### Short problem
Print all of the lines exactly. Any picture among them stays out.
----- Input for this task -----
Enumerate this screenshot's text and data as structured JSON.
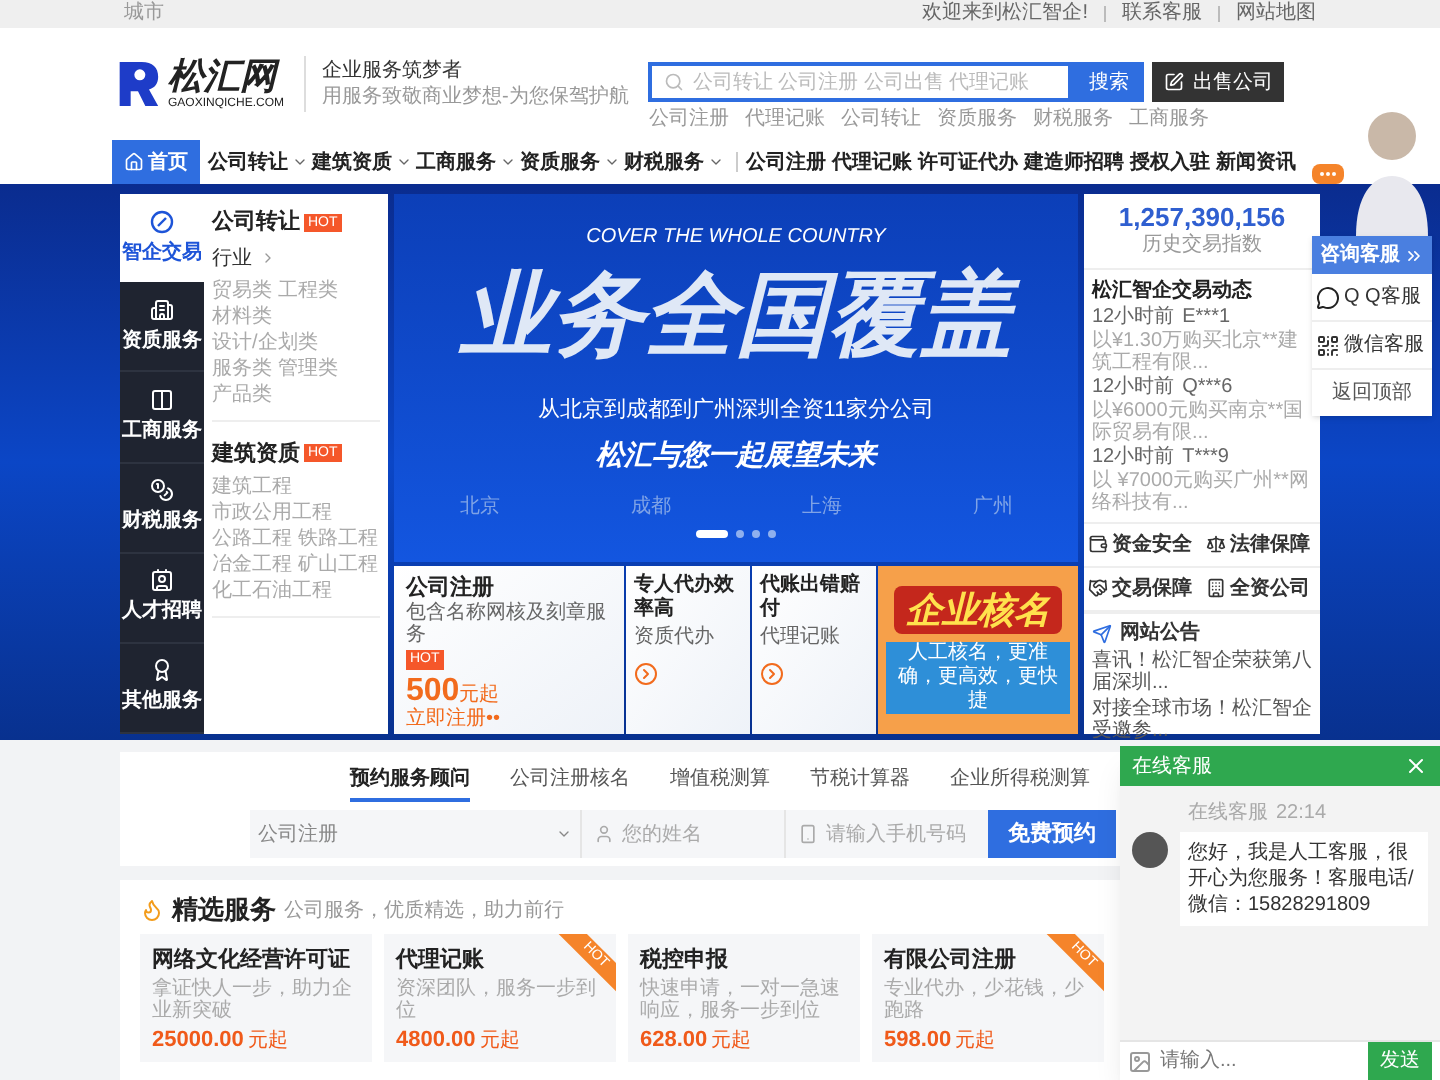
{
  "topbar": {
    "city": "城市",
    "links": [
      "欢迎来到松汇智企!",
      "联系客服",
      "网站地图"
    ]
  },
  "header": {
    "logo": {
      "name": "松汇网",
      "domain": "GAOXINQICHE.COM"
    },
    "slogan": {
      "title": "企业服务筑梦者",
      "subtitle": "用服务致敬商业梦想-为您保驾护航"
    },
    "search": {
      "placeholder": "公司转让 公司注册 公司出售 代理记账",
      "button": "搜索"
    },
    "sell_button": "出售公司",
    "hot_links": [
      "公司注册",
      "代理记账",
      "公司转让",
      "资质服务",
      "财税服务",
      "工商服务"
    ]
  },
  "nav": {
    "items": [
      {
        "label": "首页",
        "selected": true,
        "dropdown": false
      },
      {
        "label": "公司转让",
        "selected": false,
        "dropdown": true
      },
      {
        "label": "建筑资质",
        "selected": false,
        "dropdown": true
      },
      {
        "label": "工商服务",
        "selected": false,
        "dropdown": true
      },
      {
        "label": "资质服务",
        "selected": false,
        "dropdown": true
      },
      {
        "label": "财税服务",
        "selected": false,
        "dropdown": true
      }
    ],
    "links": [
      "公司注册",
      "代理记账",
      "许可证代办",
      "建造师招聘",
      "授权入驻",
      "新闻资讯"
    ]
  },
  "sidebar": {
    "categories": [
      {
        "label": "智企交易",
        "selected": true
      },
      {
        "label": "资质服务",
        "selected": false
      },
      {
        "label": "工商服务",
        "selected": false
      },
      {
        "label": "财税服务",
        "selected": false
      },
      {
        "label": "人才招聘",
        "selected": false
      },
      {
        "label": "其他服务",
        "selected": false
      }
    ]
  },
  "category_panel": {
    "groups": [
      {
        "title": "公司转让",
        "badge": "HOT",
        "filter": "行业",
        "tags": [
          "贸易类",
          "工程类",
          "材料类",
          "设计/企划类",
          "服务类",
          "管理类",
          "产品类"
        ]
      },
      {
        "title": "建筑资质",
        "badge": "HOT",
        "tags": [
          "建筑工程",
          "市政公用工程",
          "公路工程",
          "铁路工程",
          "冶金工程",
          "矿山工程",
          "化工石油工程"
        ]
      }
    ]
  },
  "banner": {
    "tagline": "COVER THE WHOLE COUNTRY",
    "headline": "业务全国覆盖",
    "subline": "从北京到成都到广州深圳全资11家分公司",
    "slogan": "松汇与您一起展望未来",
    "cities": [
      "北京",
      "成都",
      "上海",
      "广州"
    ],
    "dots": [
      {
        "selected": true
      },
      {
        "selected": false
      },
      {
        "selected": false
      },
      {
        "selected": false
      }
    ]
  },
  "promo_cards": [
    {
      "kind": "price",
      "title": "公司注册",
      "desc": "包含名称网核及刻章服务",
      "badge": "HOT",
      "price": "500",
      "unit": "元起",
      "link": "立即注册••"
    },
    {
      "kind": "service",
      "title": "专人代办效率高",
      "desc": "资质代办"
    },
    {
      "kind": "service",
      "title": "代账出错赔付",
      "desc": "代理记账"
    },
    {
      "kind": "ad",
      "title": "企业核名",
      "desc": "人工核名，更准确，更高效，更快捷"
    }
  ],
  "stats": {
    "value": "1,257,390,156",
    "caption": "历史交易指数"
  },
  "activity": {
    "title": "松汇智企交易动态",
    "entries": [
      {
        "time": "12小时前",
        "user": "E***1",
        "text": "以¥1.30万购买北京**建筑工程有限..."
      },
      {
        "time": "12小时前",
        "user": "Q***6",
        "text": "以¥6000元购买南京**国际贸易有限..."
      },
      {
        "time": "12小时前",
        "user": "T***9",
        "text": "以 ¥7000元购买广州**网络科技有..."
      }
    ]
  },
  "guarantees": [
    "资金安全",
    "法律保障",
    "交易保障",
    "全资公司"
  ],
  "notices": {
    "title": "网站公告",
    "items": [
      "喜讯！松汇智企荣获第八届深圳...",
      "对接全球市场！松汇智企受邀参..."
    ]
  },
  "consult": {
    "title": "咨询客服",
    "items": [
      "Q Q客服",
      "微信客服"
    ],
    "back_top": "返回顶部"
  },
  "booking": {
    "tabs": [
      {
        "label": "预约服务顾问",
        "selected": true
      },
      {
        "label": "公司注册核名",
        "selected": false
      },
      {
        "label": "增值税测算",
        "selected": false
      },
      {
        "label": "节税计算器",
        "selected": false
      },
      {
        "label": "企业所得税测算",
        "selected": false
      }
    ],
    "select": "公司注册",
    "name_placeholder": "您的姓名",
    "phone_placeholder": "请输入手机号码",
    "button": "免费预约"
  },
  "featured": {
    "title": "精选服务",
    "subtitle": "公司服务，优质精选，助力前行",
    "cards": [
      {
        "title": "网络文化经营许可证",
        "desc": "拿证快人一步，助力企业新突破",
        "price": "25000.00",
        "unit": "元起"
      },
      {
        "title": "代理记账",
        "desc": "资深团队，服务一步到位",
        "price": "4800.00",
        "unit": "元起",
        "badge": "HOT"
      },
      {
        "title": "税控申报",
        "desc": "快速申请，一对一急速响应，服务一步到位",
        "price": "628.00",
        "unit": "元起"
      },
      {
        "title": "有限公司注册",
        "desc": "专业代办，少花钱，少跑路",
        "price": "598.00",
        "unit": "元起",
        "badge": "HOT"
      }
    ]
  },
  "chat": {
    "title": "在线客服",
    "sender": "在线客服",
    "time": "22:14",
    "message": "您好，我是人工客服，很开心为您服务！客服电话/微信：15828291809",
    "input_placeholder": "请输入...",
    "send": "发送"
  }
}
-----
### Full answer
Enumerate this screenshot's text and data as structured JSON.
{
  "topbar": {
    "city": "城市",
    "links": [
      "欢迎来到松汇智企!",
      "联系客服",
      "网站地图"
    ]
  },
  "header": {
    "logo": {
      "name": "松汇网",
      "domain": "GAOXINQICHE.COM"
    },
    "slogan": {
      "title": "企业服务筑梦者",
      "subtitle": "用服务致敬商业梦想-为您保驾护航"
    },
    "search": {
      "placeholder": "公司转让 公司注册 公司出售 代理记账",
      "button": "搜索"
    },
    "sell_button": "出售公司",
    "hot_links": [
      "公司注册",
      "代理记账",
      "公司转让",
      "资质服务",
      "财税服务",
      "工商服务"
    ]
  },
  "nav": {
    "items": [
      {
        "label": "首页",
        "selected": true,
        "dropdown": false
      },
      {
        "label": "公司转让",
        "selected": false,
        "dropdown": true
      },
      {
        "label": "建筑资质",
        "selected": false,
        "dropdown": true
      },
      {
        "label": "工商服务",
        "selected": false,
        "dropdown": true
      },
      {
        "label": "资质服务",
        "selected": false,
        "dropdown": true
      },
      {
        "label": "财税服务",
        "selected": false,
        "dropdown": true
      }
    ],
    "links": [
      "公司注册",
      "代理记账",
      "许可证代办",
      "建造师招聘",
      "授权入驻",
      "新闻资讯"
    ]
  },
  "sidebar": {
    "categories": [
      {
        "label": "智企交易",
        "selected": true
      },
      {
        "label": "资质服务",
        "selected": false
      },
      {
        "label": "工商服务",
        "selected": false
      },
      {
        "label": "财税服务",
        "selected": false
      },
      {
        "label": "人才招聘",
        "selected": false
      },
      {
        "label": "其他服务",
        "selected": false
      }
    ]
  },
  "category_panel": {
    "groups": [
      {
        "title": "公司转让",
        "badge": "HOT",
        "filter": "行业",
        "tags": [
          "贸易类",
          "工程类",
          "材料类",
          "设计/企划类",
          "服务类",
          "管理类",
          "产品类"
        ]
      },
      {
        "title": "建筑资质",
        "badge": "HOT",
        "tags": [
          "建筑工程",
          "市政公用工程",
          "公路工程",
          "铁路工程",
          "冶金工程",
          "矿山工程",
          "化工石油工程"
        ]
      }
    ]
  },
  "banner": {
    "tagline": "COVER THE WHOLE COUNTRY",
    "headline": "业务全国覆盖",
    "subline": "从北京到成都到广州深圳全资11家分公司",
    "slogan": "松汇与您一起展望未来",
    "cities": [
      "北京",
      "成都",
      "上海",
      "广州"
    ],
    "dots": [
      {
        "selected": true
      },
      {
        "selected": false
      },
      {
        "selected": false
      },
      {
        "selected": false
      }
    ]
  },
  "promo_cards": [
    {
      "kind": "price",
      "title": "公司注册",
      "desc": "包含名称网核及刻章服务",
      "badge": "HOT",
      "price": "500",
      "unit": "元起",
      "link": "立即注册••"
    },
    {
      "kind": "service",
      "title": "专人代办效率高",
      "desc": "资质代办"
    },
    {
      "kind": "service",
      "title": "代账出错赔付",
      "desc": "代理记账"
    },
    {
      "kind": "ad",
      "title": "企业核名",
      "desc": "人工核名，更准确，更高效，更快捷"
    }
  ],
  "stats": {
    "value": "1,257,390,156",
    "caption": "历史交易指数"
  },
  "activity": {
    "title": "松汇智企交易动态",
    "entries": [
      {
        "time": "12小时前",
        "user": "E***1",
        "text": "以¥1.30万购买北京**建筑工程有限..."
      },
      {
        "time": "12小时前",
        "user": "Q***6",
        "text": "以¥6000元购买南京**国际贸易有限..."
      },
      {
        "time": "12小时前",
        "user": "T***9",
        "text": "以 ¥7000元购买广州**网络科技有..."
      }
    ]
  },
  "guarantees": [
    "资金安全",
    "法律保障",
    "交易保障",
    "全资公司"
  ],
  "notices": {
    "title": "网站公告",
    "items": [
      "喜讯！松汇智企荣获第八届深圳...",
      "对接全球市场！松汇智企受邀参..."
    ]
  },
  "consult": {
    "title": "咨询客服",
    "items": [
      "Q Q客服",
      "微信客服"
    ],
    "back_top": "返回顶部"
  },
  "booking": {
    "tabs": [
      {
        "label": "预约服务顾问",
        "selected": true
      },
      {
        "label": "公司注册核名",
        "selected": false
      },
      {
        "label": "增值税测算",
        "selected": false
      },
      {
        "label": "节税计算器",
        "selected": false
      },
      {
        "label": "企业所得税测算",
        "selected": false
      }
    ],
    "select": "公司注册",
    "name_placeholder": "您的姓名",
    "phone_placeholder": "请输入手机号码",
    "button": "免费预约"
  },
  "featured": {
    "title": "精选服务",
    "subtitle": "公司服务，优质精选，助力前行",
    "cards": [
      {
        "title": "网络文化经营许可证",
        "desc": "拿证快人一步，助力企业新突破",
        "price": "25000.00",
        "unit": "元起"
      },
      {
        "title": "代理记账",
        "desc": "资深团队，服务一步到位",
        "price": "4800.00",
        "unit": "元起",
        "badge": "HOT"
      },
      {
        "title": "税控申报",
        "desc": "快速申请，一对一急速响应，服务一步到位",
        "price": "628.00",
        "unit": "元起"
      },
      {
        "title": "有限公司注册",
        "desc": "专业代办，少花钱，少跑路",
        "price": "598.00",
        "unit": "元起",
        "badge": "HOT"
      }
    ]
  },
  "chat": {
    "title": "在线客服",
    "sender": "在线客服",
    "time": "22:14",
    "message": "您好，我是人工客服，很开心为您服务！客服电话/微信：15828291809",
    "input_placeholder": "请输入...",
    "send": "发送"
  }
}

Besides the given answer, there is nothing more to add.